*SHORT EXERCISE*: Below is a block of records; return all of them exactly, but without the images.

*DATA ENTRIES*:
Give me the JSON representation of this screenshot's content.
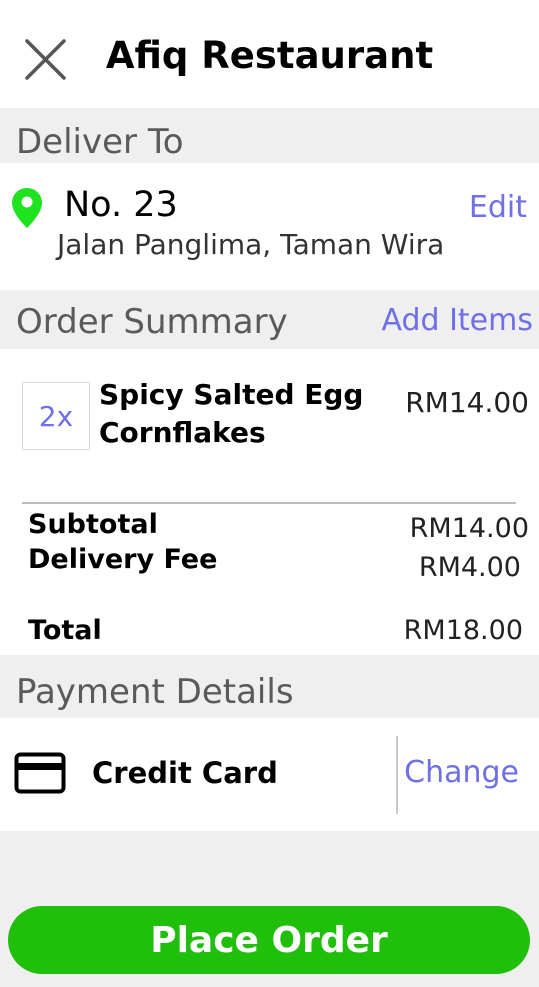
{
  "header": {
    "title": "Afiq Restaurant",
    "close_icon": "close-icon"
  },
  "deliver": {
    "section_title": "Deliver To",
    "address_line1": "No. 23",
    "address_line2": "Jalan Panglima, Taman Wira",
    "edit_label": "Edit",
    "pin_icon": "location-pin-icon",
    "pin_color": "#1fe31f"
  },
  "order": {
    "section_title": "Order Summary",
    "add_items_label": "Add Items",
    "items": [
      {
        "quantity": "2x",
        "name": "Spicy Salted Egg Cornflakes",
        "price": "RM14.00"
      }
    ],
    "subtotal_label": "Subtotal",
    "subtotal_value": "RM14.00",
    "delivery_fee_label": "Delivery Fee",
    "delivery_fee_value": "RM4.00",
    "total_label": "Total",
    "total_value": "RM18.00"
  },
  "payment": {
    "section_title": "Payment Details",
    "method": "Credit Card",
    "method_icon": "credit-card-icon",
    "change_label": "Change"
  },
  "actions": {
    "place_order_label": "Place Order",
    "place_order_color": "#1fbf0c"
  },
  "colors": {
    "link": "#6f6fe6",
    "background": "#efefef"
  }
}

*RESULT OF THIS EXERCISE*:
Give me the JSON representation of this screenshot's content.
{
  "header": {
    "title": "Afiq Restaurant",
    "close_icon": "close-icon"
  },
  "deliver": {
    "section_title": "Deliver To",
    "address_line1": "No. 23",
    "address_line2": "Jalan Panglima, Taman Wira",
    "edit_label": "Edit",
    "pin_icon": "location-pin-icon",
    "pin_color": "#1fe31f"
  },
  "order": {
    "section_title": "Order Summary",
    "add_items_label": "Add Items",
    "items": [
      {
        "quantity": "2x",
        "name": "Spicy Salted Egg Cornflakes",
        "price": "RM14.00"
      }
    ],
    "subtotal_label": "Subtotal",
    "subtotal_value": "RM14.00",
    "delivery_fee_label": "Delivery Fee",
    "delivery_fee_value": "RM4.00",
    "total_label": "Total",
    "total_value": "RM18.00"
  },
  "payment": {
    "section_title": "Payment Details",
    "method": "Credit Card",
    "method_icon": "credit-card-icon",
    "change_label": "Change"
  },
  "actions": {
    "place_order_label": "Place Order",
    "place_order_color": "#1fbf0c"
  },
  "colors": {
    "link": "#6f6fe6",
    "background": "#efefef"
  }
}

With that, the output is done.